▶ **THE EXERCISE**:
Omit all images. Write out the rest of the material exactly.

▶ **ROWS**:
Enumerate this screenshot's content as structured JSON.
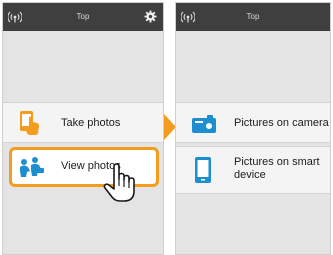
{
  "left_screen": {
    "header": {
      "title": "Top",
      "signal_icon": "wifi-signal-icon",
      "settings_icon": "gear-icon"
    },
    "menu": [
      {
        "label": "Take photos",
        "icon": "camera-touch-icon"
      },
      {
        "label": "View photos",
        "icon": "people-photos-icon",
        "highlighted": true
      }
    ],
    "pointer_icon": "hand-pointer-icon"
  },
  "transition_icon": "arrow-right-icon",
  "right_screen": {
    "header": {
      "title": "Top",
      "signal_icon": "wifi-signal-icon"
    },
    "menu": [
      {
        "label": "Pictures on camera",
        "icon": "camera-icon"
      },
      {
        "label": "Pictures on smart device",
        "icon": "smartphone-icon"
      }
    ]
  },
  "colors": {
    "accent": "#f39c1e",
    "header": "#3f3f3f",
    "icon_blue": "#1d8fd0",
    "background": "#e4e4e4"
  }
}
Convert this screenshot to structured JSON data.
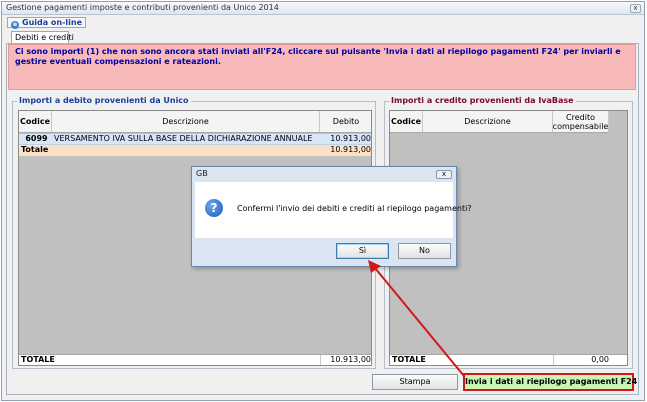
{
  "window": {
    "title": "Gestione pagamenti imposte e contributi provenienti da Unico 2014",
    "close_glyph": "x"
  },
  "help_button": {
    "label": "Guida on-line"
  },
  "tabs": [
    {
      "label": "Debiti e crediti"
    }
  ],
  "banner": {
    "text": "Ci sono importi (1) che non sono ancora stati inviati all'F24, cliccare sul pulsante 'Invia i dati al riepilogo pagamenti F24' per inviarli e gestire eventuali compensazioni e rateazioni."
  },
  "debiti": {
    "title": "Importi a debito provenienti da Unico",
    "columns": [
      "Codice",
      "Descrizione",
      "Debito"
    ],
    "rows": [
      {
        "codice": "6099",
        "descrizione": "VERSAMENTO IVA SULLA BASE DELLA DICHIARAZIONE ANNUALE",
        "debito": "10.913,00"
      }
    ],
    "subtotal": {
      "label": "Totale",
      "value": "10.913,00"
    },
    "total": {
      "label": "TOTALE",
      "value": "10.913,00"
    }
  },
  "crediti": {
    "title": "Importi a credito provenienti da IvaBase",
    "columns": [
      "Codice",
      "Descrizione",
      "Credito compensabile"
    ],
    "total": {
      "label": "TOTALE",
      "value": "0,00"
    }
  },
  "buttons": {
    "stampa": "Stampa",
    "invia": "Invia i dati al riepilogo pagamenti F24"
  },
  "dialog": {
    "title": "GB",
    "message": "Confermi l'invio dei debiti e crediti al riepilogo pagamenti?",
    "yes": "Sì",
    "no": "No"
  },
  "colors": {
    "banner_bg": "#f7b9b9",
    "highlight": "#d01818",
    "invia_bg": "#c8f5b4"
  }
}
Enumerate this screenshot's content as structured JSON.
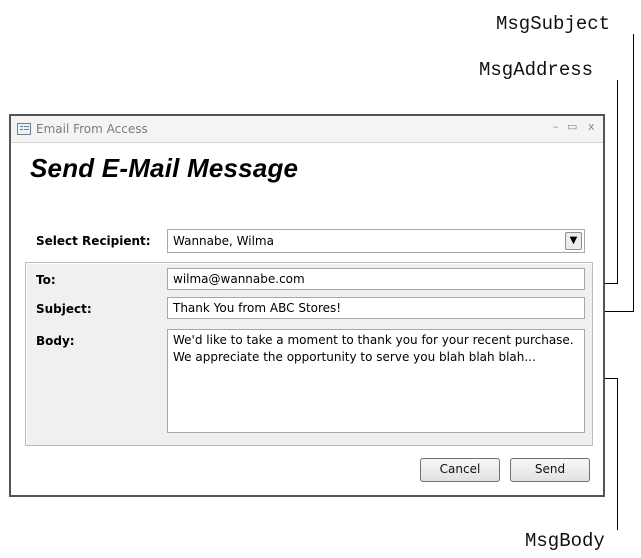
{
  "callouts": {
    "subject": "MsgSubject",
    "address": "MsgAddress",
    "body": "MsgBody"
  },
  "window": {
    "title": "Email From Access",
    "controls": {
      "minimize": "–",
      "maximize": "▭",
      "close": "x"
    }
  },
  "form": {
    "heading": "Send E-Mail Message",
    "recipient": {
      "label": "Select Recipient:",
      "value": "Wannabe, Wilma",
      "dropdown_icon": "chevron-down-icon"
    },
    "to": {
      "label": "To:",
      "value": "wilma@wannabe.com"
    },
    "subject": {
      "label": "Subject:",
      "value": "Thank You from ABC Stores!"
    },
    "body": {
      "label": "Body:",
      "value": "We'd like to take a moment to thank you for your recent purchase.  We appreciate the opportunity to serve you blah blah blah..."
    },
    "buttons": {
      "cancel": "Cancel",
      "send": "Send"
    }
  },
  "colors": {
    "window_border": "#545454",
    "detail_background": "#f0f0f0",
    "title_text": "#7c7c7c"
  }
}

▶ **EXERCISE OUTPUT**:
Enumerate this screenshot's content as structured JSON.
{
  "left_screen": {
    "header": {
      "title": "Top",
      "signal_icon": "wifi-signal-icon",
      "settings_icon": "gear-icon"
    },
    "menu": [
      {
        "label": "Take photos",
        "icon": "camera-touch-icon"
      },
      {
        "label": "View photos",
        "icon": "people-photos-icon",
        "highlighted": true
      }
    ],
    "pointer_icon": "hand-pointer-icon"
  },
  "transition_icon": "arrow-right-icon",
  "right_screen": {
    "header": {
      "title": "Top",
      "signal_icon": "wifi-signal-icon"
    },
    "menu": [
      {
        "label": "Pictures on camera",
        "icon": "camera-icon"
      },
      {
        "label": "Pictures on smart device",
        "icon": "smartphone-icon"
      }
    ]
  },
  "colors": {
    "accent": "#f39c1e",
    "header": "#3f3f3f",
    "icon_blue": "#1d8fd0",
    "background": "#e4e4e4"
  }
}
Convert this screenshot to structured JSON data.
{
  "window": {
    "title": "Gestione pagamenti imposte e contributi provenienti da Unico 2014",
    "close_glyph": "x"
  },
  "help_button": {
    "label": "Guida on-line"
  },
  "tabs": [
    {
      "label": "Debiti e crediti"
    }
  ],
  "banner": {
    "text": "Ci sono importi (1) che non sono ancora stati inviati all'F24, cliccare sul pulsante 'Invia i dati al riepilogo pagamenti F24' per inviarli e gestire eventuali compensazioni e rateazioni."
  },
  "debiti": {
    "title": "Importi a debito provenienti da Unico",
    "columns": [
      "Codice",
      "Descrizione",
      "Debito"
    ],
    "rows": [
      {
        "codice": "6099",
        "descrizione": "VERSAMENTO IVA SULLA BASE DELLA DICHIARAZIONE ANNUALE",
        "debito": "10.913,00"
      }
    ],
    "subtotal": {
      "label": "Totale",
      "value": "10.913,00"
    },
    "total": {
      "label": "TOTALE",
      "value": "10.913,00"
    }
  },
  "crediti": {
    "title": "Importi a credito provenienti da IvaBase",
    "columns": [
      "Codice",
      "Descrizione",
      "Credito compensabile"
    ],
    "total": {
      "label": "TOTALE",
      "value": "0,00"
    }
  },
  "buttons": {
    "stampa": "Stampa",
    "invia": "Invia i dati al riepilogo pagamenti F24"
  },
  "dialog": {
    "title": "GB",
    "message": "Confermi l'invio dei debiti e crediti al riepilogo pagamenti?",
    "yes": "Sì",
    "no": "No"
  },
  "colors": {
    "banner_bg": "#f7b9b9",
    "highlight": "#d01818",
    "invia_bg": "#c8f5b4"
  }
}
Enumerate this screenshot's content as structured JSON.
{
  "callouts": {
    "subject": "MsgSubject",
    "address": "MsgAddress",
    "body": "MsgBody"
  },
  "window": {
    "title": "Email From Access",
    "controls": {
      "minimize": "–",
      "maximize": "▭",
      "close": "x"
    }
  },
  "form": {
    "heading": "Send E-Mail Message",
    "recipient": {
      "label": "Select Recipient:",
      "value": "Wannabe, Wilma",
      "dropdown_icon": "chevron-down-icon"
    },
    "to": {
      "label": "To:",
      "value": "wilma@wannabe.com"
    },
    "subject": {
      "label": "Subject:",
      "value": "Thank You from ABC Stores!"
    },
    "body": {
      "label": "Body:",
      "value": "We'd like to take a moment to thank you for your recent purchase.  We appreciate the opportunity to serve you blah blah blah..."
    },
    "buttons": {
      "cancel": "Cancel",
      "send": "Send"
    }
  },
  "colors": {
    "window_border": "#545454",
    "detail_background": "#f0f0f0",
    "title_text": "#7c7c7c"
  }
}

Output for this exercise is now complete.